#### Estratto del testo ####

In occasione dell’uscita del suo nuovo romanzo Il Gusto di uccidere edito sempre da Longanesi, abbiamo avuto la possibilità di intervistare Hanna Lindberg durante una “bloggfrukost” (colazione coi blogger) molto divertente. Eccovi a seguito tutte le domande che le sono state rivolte:
1. Quando abbiamo letto il primo libro STH Confidential non si sapeva se ci fosse stato un seguito. Vorremmo sapere se, quando stavi scrivendo il primo libro, avessi già in mente un seguito o se ti è venuto in un secondo momento l’idea del progetto seriale e quanto abbia influenzato la tua scrittura.
H.: In realtà non ne avevo la più pallida idea, avevo solo l’idea di come sarebbe dovuto essere il mio romanzo. Sono stata estremamente sorpresa e felice di come il primo libro sia stato accolto e quindi ho maturato l’idea di elaborare un seguito. I personaggi stessi sembravano chiedermi di continuare e così sono arrivata al terzo che sto scrivendo ora.
2. Quando hai iniziato a scrivere ti sei posta il problema di come far comprendere la società nordica, così diversa come cultura, ai tuoi lettori nel mondo?
H.: Certamente. Avevo come esempi quelli degli altri scrittori scandinavi come la Lackberg che lo hanno fatto a modo loro, mentre io volevo farlo a modo mio mostrando anche nuovi aspetti non raccontati di Stoccolma e della Scandinavia: non solo i lati oscuri della terra scandinava, ma un lato di Stoccolma più inedito e sorprendente.

#### Materiale fornito ####

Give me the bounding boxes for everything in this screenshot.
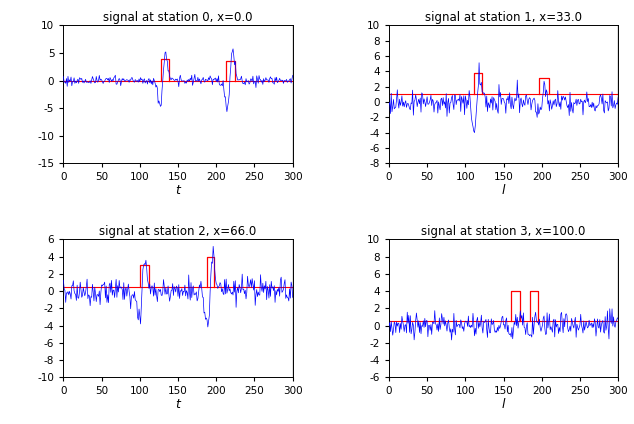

####

§ **Consegna**:
Estrai per intero l'intervista a Hanna Lindberg, riproducendola parola per parola. Il materiale fornito non ha alcun legame con il testo.

§ **Risultato del compito**:
In occasione dell’uscita del suo nuovo romanzo Il Gusto di uccidere edito sempre da Longanesi, abbiamo avuto la possibilità di intervistare Hanna Lindberg durante una “bloggfrukost” (colazione coi blogger) molto divertente. Eccovi a seguito tutte le domande che le sono state rivolte:
1. Quando abbiamo letto il primo libro STH Confidential non si sapeva se ci fosse stato un seguito. Vorremmo sapere se, quando stavi scrivendo il primo libro, avessi già in mente un seguito o se ti è venuto in un secondo momento l’idea del progetto seriale e quanto abbia influenzato la tua scrittura.
H.: In realtà non ne avevo la più pallida idea, avevo solo l’idea di come sarebbe dovuto essere il mio romanzo. Sono stata estremamente sorpresa e felice di come il primo libro sia stato accolto e quindi ho maturato l’idea di elaborare un seguito. I personaggi stessi sembravano chiedermi di continuare e così sono arrivata al terzo che sto scrivendo ora.
2. Quando hai iniziato a scrivere ti sei posta il problema di come far comprendere la società nordica, così diversa come cultura, ai tuoi lettori nel mondo?
H.: Certamente. Avevo come esempi quelli degli altri scrittori scandinavi come la Lackberg che lo hanno fatto a modo loro, mentre io volevo farlo a modo mio mostrando anche nuovi aspetti non raccontati di Stoccolma e della Scandinavia: non solo i lati oscuri della terra scandinava, ma un lato di Stoccolma più inedito e sorprendente.